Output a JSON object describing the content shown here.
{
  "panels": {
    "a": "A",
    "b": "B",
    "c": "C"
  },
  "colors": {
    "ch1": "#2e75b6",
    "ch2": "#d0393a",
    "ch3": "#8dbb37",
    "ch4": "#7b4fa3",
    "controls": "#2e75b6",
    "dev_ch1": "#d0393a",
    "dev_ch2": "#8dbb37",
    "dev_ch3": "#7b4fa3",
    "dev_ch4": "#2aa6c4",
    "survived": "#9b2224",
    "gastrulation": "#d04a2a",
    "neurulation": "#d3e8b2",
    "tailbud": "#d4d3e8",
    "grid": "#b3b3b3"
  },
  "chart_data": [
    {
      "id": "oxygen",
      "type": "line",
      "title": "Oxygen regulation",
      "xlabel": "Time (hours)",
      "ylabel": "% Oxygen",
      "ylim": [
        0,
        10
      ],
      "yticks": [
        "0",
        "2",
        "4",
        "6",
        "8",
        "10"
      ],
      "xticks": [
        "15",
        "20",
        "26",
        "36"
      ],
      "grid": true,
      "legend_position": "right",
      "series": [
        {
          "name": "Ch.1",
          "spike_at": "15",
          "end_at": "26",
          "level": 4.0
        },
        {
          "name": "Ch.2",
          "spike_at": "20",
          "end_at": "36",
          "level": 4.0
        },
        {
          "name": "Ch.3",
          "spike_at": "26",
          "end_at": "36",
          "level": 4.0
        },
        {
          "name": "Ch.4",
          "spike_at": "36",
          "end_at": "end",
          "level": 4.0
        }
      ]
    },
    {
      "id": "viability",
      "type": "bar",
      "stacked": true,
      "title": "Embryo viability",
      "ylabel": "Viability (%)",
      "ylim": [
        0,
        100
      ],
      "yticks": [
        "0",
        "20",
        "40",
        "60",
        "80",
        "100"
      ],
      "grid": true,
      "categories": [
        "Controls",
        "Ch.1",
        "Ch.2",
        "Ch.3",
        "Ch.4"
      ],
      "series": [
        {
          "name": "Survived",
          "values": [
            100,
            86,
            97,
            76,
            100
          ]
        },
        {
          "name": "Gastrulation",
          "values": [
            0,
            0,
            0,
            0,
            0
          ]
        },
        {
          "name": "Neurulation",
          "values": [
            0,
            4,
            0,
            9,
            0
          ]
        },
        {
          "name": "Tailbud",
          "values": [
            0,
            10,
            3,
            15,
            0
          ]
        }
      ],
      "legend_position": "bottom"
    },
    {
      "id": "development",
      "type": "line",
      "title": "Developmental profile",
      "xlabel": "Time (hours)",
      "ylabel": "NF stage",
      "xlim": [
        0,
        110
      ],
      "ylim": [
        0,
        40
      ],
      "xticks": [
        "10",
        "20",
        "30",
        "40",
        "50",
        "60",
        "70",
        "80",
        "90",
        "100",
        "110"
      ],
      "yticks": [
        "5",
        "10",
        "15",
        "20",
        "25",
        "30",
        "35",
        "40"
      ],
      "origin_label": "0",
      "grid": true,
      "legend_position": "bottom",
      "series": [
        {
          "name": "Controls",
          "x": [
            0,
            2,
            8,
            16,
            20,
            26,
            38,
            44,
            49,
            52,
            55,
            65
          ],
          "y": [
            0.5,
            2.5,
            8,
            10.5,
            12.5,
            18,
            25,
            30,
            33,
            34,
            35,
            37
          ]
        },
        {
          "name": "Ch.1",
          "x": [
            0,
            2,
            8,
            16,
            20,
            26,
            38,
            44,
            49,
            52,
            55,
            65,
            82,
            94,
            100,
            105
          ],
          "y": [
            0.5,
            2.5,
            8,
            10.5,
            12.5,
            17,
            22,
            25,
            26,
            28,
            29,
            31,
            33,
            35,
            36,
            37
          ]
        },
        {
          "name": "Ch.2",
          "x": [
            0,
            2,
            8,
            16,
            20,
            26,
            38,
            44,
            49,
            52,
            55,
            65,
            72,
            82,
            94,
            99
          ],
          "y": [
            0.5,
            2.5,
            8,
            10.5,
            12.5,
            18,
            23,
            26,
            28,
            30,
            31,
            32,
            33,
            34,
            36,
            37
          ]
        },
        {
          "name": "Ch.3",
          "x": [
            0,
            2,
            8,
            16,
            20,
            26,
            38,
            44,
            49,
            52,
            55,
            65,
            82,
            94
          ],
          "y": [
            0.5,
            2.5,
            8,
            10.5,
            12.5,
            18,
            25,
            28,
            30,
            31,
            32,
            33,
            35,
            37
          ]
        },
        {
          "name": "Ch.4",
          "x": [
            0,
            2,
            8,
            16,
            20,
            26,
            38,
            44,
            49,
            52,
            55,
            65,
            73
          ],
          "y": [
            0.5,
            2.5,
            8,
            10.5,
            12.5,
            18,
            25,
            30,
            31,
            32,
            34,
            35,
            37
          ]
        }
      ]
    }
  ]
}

++++

> [Job]
Collect the lines that hold "bottom".

> [In response]
      "legend_position": "bottom"
      "legend_position": "bottom",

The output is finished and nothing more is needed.